━━━━━ DATA TO PROCESS

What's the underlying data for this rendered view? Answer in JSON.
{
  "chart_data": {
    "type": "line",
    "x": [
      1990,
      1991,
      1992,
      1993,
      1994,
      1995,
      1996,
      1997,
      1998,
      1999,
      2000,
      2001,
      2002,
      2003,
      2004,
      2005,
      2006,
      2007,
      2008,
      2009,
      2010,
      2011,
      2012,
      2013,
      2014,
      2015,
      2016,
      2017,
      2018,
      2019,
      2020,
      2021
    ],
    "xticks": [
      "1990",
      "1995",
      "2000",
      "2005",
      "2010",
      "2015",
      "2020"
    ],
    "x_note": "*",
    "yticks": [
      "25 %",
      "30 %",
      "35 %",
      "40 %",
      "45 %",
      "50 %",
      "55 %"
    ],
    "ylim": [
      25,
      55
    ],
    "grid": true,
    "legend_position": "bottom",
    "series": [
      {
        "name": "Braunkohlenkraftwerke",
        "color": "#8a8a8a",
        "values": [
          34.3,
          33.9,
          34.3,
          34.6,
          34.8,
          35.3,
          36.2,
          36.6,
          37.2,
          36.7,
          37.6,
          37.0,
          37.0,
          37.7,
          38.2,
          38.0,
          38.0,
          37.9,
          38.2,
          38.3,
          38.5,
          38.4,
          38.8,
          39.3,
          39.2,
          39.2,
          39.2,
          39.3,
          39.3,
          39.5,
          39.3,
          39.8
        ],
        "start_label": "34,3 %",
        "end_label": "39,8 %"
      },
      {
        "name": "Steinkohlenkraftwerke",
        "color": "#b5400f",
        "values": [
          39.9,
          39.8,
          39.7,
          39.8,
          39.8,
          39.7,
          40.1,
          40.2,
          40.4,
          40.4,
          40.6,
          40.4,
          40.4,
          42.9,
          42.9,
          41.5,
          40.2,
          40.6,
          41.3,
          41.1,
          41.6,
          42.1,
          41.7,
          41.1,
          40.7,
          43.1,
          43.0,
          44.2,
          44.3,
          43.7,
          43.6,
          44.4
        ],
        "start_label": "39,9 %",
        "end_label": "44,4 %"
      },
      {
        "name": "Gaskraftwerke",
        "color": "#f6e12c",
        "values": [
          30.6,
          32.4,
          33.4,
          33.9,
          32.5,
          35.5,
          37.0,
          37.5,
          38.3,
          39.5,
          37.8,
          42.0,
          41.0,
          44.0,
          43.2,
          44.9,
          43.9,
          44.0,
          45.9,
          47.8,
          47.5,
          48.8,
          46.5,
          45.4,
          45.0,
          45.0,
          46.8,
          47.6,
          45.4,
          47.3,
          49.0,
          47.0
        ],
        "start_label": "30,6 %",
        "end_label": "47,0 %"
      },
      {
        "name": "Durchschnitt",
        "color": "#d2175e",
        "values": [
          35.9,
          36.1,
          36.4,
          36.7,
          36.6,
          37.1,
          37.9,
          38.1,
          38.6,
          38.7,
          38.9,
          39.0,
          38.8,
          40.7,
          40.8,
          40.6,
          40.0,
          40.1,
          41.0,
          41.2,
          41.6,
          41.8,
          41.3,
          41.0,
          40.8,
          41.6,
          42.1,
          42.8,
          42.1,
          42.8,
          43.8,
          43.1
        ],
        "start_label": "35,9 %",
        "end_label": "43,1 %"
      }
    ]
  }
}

━━━━━━━━━━

WRITTEN TASK » Write out every entry again exactly, please, with nothing missing.

RESULT FOR THIS EXERCISE »
What's the underlying data for this rendered view? Answer in JSON.
{
  "chart_data": {
    "type": "line",
    "x": [
      1990,
      1991,
      1992,
      1993,
      1994,
      1995,
      1996,
      1997,
      1998,
      1999,
      2000,
      2001,
      2002,
      2003,
      2004,
      2005,
      2006,
      2007,
      2008,
      2009,
      2010,
      2011,
      2012,
      2013,
      2014,
      2015,
      2016,
      2017,
      2018,
      2019,
      2020,
      2021
    ],
    "xticks": [
      "1990",
      "1995",
      "2000",
      "2005",
      "2010",
      "2015",
      "2020"
    ],
    "x_note": "*",
    "yticks": [
      "25 %",
      "30 %",
      "35 %",
      "40 %",
      "45 %",
      "50 %",
      "55 %"
    ],
    "ylim": [
      25,
      55
    ],
    "grid": true,
    "legend_position": "bottom",
    "series": [
      {
        "name": "Braunkohlenkraftwerke",
        "color": "#8a8a8a",
        "values": [
          34.3,
          33.9,
          34.3,
          34.6,
          34.8,
          35.3,
          36.2,
          36.6,
          37.2,
          36.7,
          37.6,
          37.0,
          37.0,
          37.7,
          38.2,
          38.0,
          38.0,
          37.9,
          38.2,
          38.3,
          38.5,
          38.4,
          38.8,
          39.3,
          39.2,
          39.2,
          39.2,
          39.3,
          39.3,
          39.5,
          39.3,
          39.8
        ],
        "start_label": "34,3 %",
        "end_label": "39,8 %"
      },
      {
        "name": "Steinkohlenkraftwerke",
        "color": "#b5400f",
        "values": [
          39.9,
          39.8,
          39.7,
          39.8,
          39.8,
          39.7,
          40.1,
          40.2,
          40.4,
          40.4,
          40.6,
          40.4,
          40.4,
          42.9,
          42.9,
          41.5,
          40.2,
          40.6,
          41.3,
          41.1,
          41.6,
          42.1,
          41.7,
          41.1,
          40.7,
          43.1,
          43.0,
          44.2,
          44.3,
          43.7,
          43.6,
          44.4
        ],
        "start_label": "39,9 %",
        "end_label": "44,4 %"
      },
      {
        "name": "Gaskraftwerke",
        "color": "#f6e12c",
        "values": [
          30.6,
          32.4,
          33.4,
          33.9,
          32.5,
          35.5,
          37.0,
          37.5,
          38.3,
          39.5,
          37.8,
          42.0,
          41.0,
          44.0,
          43.2,
          44.9,
          43.9,
          44.0,
          45.9,
          47.8,
          47.5,
          48.8,
          46.5,
          45.4,
          45.0,
          45.0,
          46.8,
          47.6,
          45.4,
          47.3,
          49.0,
          47.0
        ],
        "start_label": "30,6 %",
        "end_label": "47,0 %"
      },
      {
        "name": "Durchschnitt",
        "color": "#d2175e",
        "values": [
          35.9,
          36.1,
          36.4,
          36.7,
          36.6,
          37.1,
          37.9,
          38.1,
          38.6,
          38.7,
          38.9,
          39.0,
          38.8,
          40.7,
          40.8,
          40.6,
          40.0,
          40.1,
          41.0,
          41.2,
          41.6,
          41.8,
          41.3,
          41.0,
          40.8,
          41.6,
          42.1,
          42.8,
          42.1,
          42.8,
          43.8,
          43.1
        ],
        "start_label": "35,9 %",
        "end_label": "43,1 %"
      }
    ]
  }
}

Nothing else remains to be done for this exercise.